[Items listed in a dataset]
•••••

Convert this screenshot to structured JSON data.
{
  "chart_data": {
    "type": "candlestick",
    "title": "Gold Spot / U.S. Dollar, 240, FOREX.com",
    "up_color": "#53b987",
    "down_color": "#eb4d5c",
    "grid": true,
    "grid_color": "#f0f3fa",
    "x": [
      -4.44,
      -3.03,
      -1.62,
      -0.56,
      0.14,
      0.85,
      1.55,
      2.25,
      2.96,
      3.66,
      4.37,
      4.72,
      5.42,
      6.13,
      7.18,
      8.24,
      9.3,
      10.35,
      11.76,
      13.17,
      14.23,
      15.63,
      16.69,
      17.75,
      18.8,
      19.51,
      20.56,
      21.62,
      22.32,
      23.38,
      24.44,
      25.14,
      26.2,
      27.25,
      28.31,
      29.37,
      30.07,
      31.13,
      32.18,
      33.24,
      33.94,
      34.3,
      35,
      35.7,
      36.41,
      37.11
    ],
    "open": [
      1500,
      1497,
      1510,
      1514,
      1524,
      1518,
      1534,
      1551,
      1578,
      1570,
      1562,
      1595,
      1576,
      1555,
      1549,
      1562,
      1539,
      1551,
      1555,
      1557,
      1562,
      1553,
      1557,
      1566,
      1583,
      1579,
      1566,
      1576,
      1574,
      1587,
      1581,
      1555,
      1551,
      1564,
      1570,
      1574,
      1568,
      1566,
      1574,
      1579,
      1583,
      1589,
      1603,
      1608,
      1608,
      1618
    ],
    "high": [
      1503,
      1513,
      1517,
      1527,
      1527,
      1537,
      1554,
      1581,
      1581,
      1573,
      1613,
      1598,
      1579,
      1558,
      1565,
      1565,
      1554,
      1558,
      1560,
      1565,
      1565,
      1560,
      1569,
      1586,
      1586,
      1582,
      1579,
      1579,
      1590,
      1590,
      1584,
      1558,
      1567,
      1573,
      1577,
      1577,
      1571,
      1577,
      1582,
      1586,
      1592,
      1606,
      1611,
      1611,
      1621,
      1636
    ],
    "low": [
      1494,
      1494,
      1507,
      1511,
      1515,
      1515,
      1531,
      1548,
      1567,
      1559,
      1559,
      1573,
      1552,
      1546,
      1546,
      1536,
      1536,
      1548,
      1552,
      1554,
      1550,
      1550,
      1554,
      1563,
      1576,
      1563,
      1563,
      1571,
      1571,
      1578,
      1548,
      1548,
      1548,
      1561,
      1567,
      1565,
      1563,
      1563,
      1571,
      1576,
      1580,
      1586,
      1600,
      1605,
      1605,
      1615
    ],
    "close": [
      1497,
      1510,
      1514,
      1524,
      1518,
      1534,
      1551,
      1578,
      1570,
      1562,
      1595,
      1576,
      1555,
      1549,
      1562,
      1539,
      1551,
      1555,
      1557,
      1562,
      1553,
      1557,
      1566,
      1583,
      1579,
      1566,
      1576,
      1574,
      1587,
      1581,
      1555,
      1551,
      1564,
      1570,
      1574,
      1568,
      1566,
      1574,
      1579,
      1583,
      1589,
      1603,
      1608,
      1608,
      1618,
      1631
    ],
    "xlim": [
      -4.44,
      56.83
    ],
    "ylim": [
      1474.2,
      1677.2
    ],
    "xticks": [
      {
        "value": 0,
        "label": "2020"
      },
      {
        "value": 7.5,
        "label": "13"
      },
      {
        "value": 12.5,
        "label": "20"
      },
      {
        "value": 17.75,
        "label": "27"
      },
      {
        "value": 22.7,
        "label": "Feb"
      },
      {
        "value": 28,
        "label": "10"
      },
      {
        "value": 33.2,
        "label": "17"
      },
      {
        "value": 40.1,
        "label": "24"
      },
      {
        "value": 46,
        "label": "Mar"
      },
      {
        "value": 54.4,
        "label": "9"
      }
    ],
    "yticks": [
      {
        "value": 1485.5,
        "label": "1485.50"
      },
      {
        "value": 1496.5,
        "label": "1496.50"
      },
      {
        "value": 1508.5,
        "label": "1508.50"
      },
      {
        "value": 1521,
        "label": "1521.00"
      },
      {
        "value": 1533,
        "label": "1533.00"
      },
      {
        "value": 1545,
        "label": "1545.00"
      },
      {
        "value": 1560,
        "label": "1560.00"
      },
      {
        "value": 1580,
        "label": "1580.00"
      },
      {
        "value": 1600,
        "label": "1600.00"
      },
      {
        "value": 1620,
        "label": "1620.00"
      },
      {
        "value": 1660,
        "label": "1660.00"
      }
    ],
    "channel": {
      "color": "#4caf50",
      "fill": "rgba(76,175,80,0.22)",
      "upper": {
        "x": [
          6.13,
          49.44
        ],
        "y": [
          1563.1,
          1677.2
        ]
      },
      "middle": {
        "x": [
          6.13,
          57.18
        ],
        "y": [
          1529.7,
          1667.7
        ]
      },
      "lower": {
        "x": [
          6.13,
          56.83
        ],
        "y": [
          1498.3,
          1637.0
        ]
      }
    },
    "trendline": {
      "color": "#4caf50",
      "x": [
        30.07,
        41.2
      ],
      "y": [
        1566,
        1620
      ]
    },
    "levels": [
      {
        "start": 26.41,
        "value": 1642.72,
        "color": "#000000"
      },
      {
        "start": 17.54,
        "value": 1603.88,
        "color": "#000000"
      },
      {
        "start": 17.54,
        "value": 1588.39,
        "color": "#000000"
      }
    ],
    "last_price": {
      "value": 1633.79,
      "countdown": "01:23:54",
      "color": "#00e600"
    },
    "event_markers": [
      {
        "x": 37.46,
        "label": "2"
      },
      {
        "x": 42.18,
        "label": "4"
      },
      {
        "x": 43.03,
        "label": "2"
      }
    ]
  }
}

•••••

Give all the records again. Match them exactly.

:: Task response ::
Convert this screenshot to structured JSON data.
{
  "chart_data": {
    "type": "candlestick",
    "title": "Gold Spot / U.S. Dollar, 240, FOREX.com",
    "up_color": "#53b987",
    "down_color": "#eb4d5c",
    "grid": true,
    "grid_color": "#f0f3fa",
    "x": [
      -4.44,
      -3.03,
      -1.62,
      -0.56,
      0.14,
      0.85,
      1.55,
      2.25,
      2.96,
      3.66,
      4.37,
      4.72,
      5.42,
      6.13,
      7.18,
      8.24,
      9.3,
      10.35,
      11.76,
      13.17,
      14.23,
      15.63,
      16.69,
      17.75,
      18.8,
      19.51,
      20.56,
      21.62,
      22.32,
      23.38,
      24.44,
      25.14,
      26.2,
      27.25,
      28.31,
      29.37,
      30.07,
      31.13,
      32.18,
      33.24,
      33.94,
      34.3,
      35,
      35.7,
      36.41,
      37.11
    ],
    "open": [
      1500,
      1497,
      1510,
      1514,
      1524,
      1518,
      1534,
      1551,
      1578,
      1570,
      1562,
      1595,
      1576,
      1555,
      1549,
      1562,
      1539,
      1551,
      1555,
      1557,
      1562,
      1553,
      1557,
      1566,
      1583,
      1579,
      1566,
      1576,
      1574,
      1587,
      1581,
      1555,
      1551,
      1564,
      1570,
      1574,
      1568,
      1566,
      1574,
      1579,
      1583,
      1589,
      1603,
      1608,
      1608,
      1618
    ],
    "high": [
      1503,
      1513,
      1517,
      1527,
      1527,
      1537,
      1554,
      1581,
      1581,
      1573,
      1613,
      1598,
      1579,
      1558,
      1565,
      1565,
      1554,
      1558,
      1560,
      1565,
      1565,
      1560,
      1569,
      1586,
      1586,
      1582,
      1579,
      1579,
      1590,
      1590,
      1584,
      1558,
      1567,
      1573,
      1577,
      1577,
      1571,
      1577,
      1582,
      1586,
      1592,
      1606,
      1611,
      1611,
      1621,
      1636
    ],
    "low": [
      1494,
      1494,
      1507,
      1511,
      1515,
      1515,
      1531,
      1548,
      1567,
      1559,
      1559,
      1573,
      1552,
      1546,
      1546,
      1536,
      1536,
      1548,
      1552,
      1554,
      1550,
      1550,
      1554,
      1563,
      1576,
      1563,
      1563,
      1571,
      1571,
      1578,
      1548,
      1548,
      1548,
      1561,
      1567,
      1565,
      1563,
      1563,
      1571,
      1576,
      1580,
      1586,
      1600,
      1605,
      1605,
      1615
    ],
    "close": [
      1497,
      1510,
      1514,
      1524,
      1518,
      1534,
      1551,
      1578,
      1570,
      1562,
      1595,
      1576,
      1555,
      1549,
      1562,
      1539,
      1551,
      1555,
      1557,
      1562,
      1553,
      1557,
      1566,
      1583,
      1579,
      1566,
      1576,
      1574,
      1587,
      1581,
      1555,
      1551,
      1564,
      1570,
      1574,
      1568,
      1566,
      1574,
      1579,
      1583,
      1589,
      1603,
      1608,
      1608,
      1618,
      1631
    ],
    "xlim": [
      -4.44,
      56.83
    ],
    "ylim": [
      1474.2,
      1677.2
    ],
    "xticks": [
      {
        "value": 0,
        "label": "2020"
      },
      {
        "value": 7.5,
        "label": "13"
      },
      {
        "value": 12.5,
        "label": "20"
      },
      {
        "value": 17.75,
        "label": "27"
      },
      {
        "value": 22.7,
        "label": "Feb"
      },
      {
        "value": 28,
        "label": "10"
      },
      {
        "value": 33.2,
        "label": "17"
      },
      {
        "value": 40.1,
        "label": "24"
      },
      {
        "value": 46,
        "label": "Mar"
      },
      {
        "value": 54.4,
        "label": "9"
      }
    ],
    "yticks": [
      {
        "value": 1485.5,
        "label": "1485.50"
      },
      {
        "value": 1496.5,
        "label": "1496.50"
      },
      {
        "value": 1508.5,
        "label": "1508.50"
      },
      {
        "value": 1521,
        "label": "1521.00"
      },
      {
        "value": 1533,
        "label": "1533.00"
      },
      {
        "value": 1545,
        "label": "1545.00"
      },
      {
        "value": 1560,
        "label": "1560.00"
      },
      {
        "value": 1580,
        "label": "1580.00"
      },
      {
        "value": 1600,
        "label": "1600.00"
      },
      {
        "value": 1620,
        "label": "1620.00"
      },
      {
        "value": 1660,
        "label": "1660.00"
      }
    ],
    "channel": {
      "color": "#4caf50",
      "fill": "rgba(76,175,80,0.22)",
      "upper": {
        "x": [
          6.13,
          49.44
        ],
        "y": [
          1563.1,
          1677.2
        ]
      },
      "middle": {
        "x": [
          6.13,
          57.18
        ],
        "y": [
          1529.7,
          1667.7
        ]
      },
      "lower": {
        "x": [
          6.13,
          56.83
        ],
        "y": [
          1498.3,
          1637.0
        ]
      }
    },
    "trendline": {
      "color": "#4caf50",
      "x": [
        30.07,
        41.2
      ],
      "y": [
        1566,
        1620
      ]
    },
    "levels": [
      {
        "start": 26.41,
        "value": 1642.72,
        "color": "#000000"
      },
      {
        "start": 17.54,
        "value": 1603.88,
        "color": "#000000"
      },
      {
        "start": 17.54,
        "value": 1588.39,
        "color": "#000000"
      }
    ],
    "last_price": {
      "value": 1633.79,
      "countdown": "01:23:54",
      "color": "#00e600"
    },
    "event_markers": [
      {
        "x": 37.46,
        "label": "2"
      },
      {
        "x": 42.18,
        "label": "4"
      },
      {
        "x": 43.03,
        "label": "2"
      }
    ]
  }
}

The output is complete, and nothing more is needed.